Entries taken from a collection
------------------------------------------------------------------------

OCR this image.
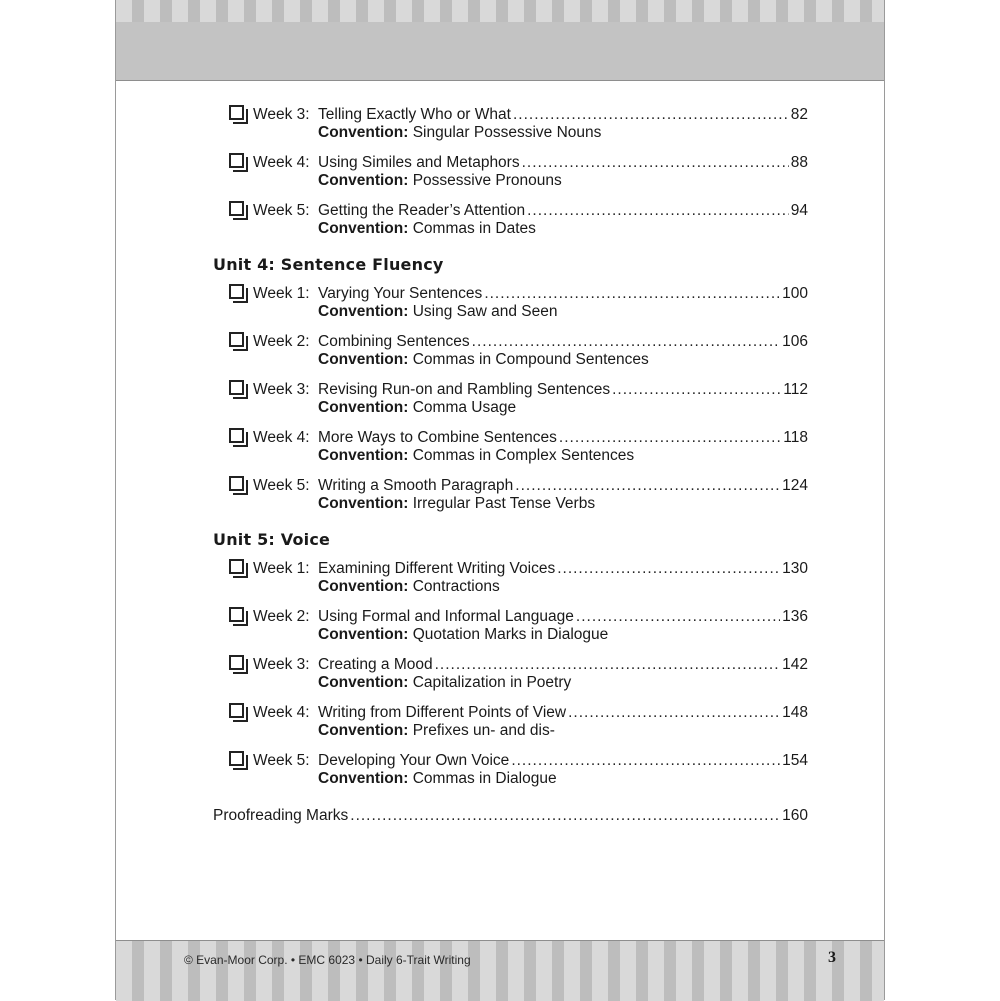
© Evan-Moor Corp. • EMC 6023 • Daily 6-Trait Writing	3
Week 3: Telling Exactly Who or What .....	82
Convention: Singular Possessive Nouns
Week 4: Using Similes and Metaphors .....	88
Convention: Possessive Pronouns
Week 5: Getting the Reader’s Attention .....	94
Convention: Commas in Dates
Unit 4: Sentence Fluency
Week 1: Varying Your Sentences .....	100
Convention: Using Saw and Seen
Week 2: Combining Sentences .....	106
Convention: Commas in Compound Sentences
Week 3: Revising Run-on and Rambling Sentences .....	112
Convention: Comma Usage
Week 4: More Ways to Combine Sentences .....	118
Convention: Commas in Complex Sentences
Week 5: Writing a Smooth Paragraph .....	124
Convention: Irregular Past Tense Verbs
Unit 5: Voice
Week 1: Examining Different Writing Voices .....	130
Convention: Contractions
Week 2: Using Formal and Informal Language .....	136
Convention: Quotation Marks in Dialogue
Week 3: Creating a Mood .....	142
Convention: Capitalization in Poetry
Week 4: Writing from Different Points of View .....	148
Convention: Prefixes un- and dis-
Week 5: Developing Your Own Voice .....	154
Convention: Commas in Dialogue
Proofreading Marks .....	160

------------------------------------------------------------------------

__Problem statement__
Write the records above out again exactly, with no pictures in your copy.

__Final result__
OCR this image.
© Evan-Moor Corp. • EMC 6023 • Daily 6-Trait Writing	3
Week 3: Telling Exactly Who or What .....	82
Convention: Singular Possessive Nouns
Week 4: Using Similes and Metaphors .....	88
Convention: Possessive Pronouns
Week 5: Getting the Reader’s Attention .....	94
Convention: Commas in Dates
Unit 4: Sentence Fluency
Week 1: Varying Your Sentences .....	100
Convention: Using Saw and Seen
Week 2: Combining Sentences .....	106
Convention: Commas in Compound Sentences
Week 3: Revising Run-on and Rambling Sentences .....	112
Convention: Comma Usage
Week 4: More Ways to Combine Sentences .....	118
Convention: Commas in Complex Sentences
Week 5: Writing a Smooth Paragraph .....	124
Convention: Irregular Past Tense Verbs
Unit 5: Voice
Week 1: Examining Different Writing Voices .....	130
Convention: Contractions
Week 2: Using Formal and Informal Language .....	136
Convention: Quotation Marks in Dialogue
Week 3: Creating a Mood .....	142
Convention: Capitalization in Poetry
Week 4: Writing from Different Points of View .....	148
Convention: Prefixes un- and dis-
Week 5: Developing Your Own Voice .....	154
Convention: Commas in Dialogue
Proofreading Marks .....	160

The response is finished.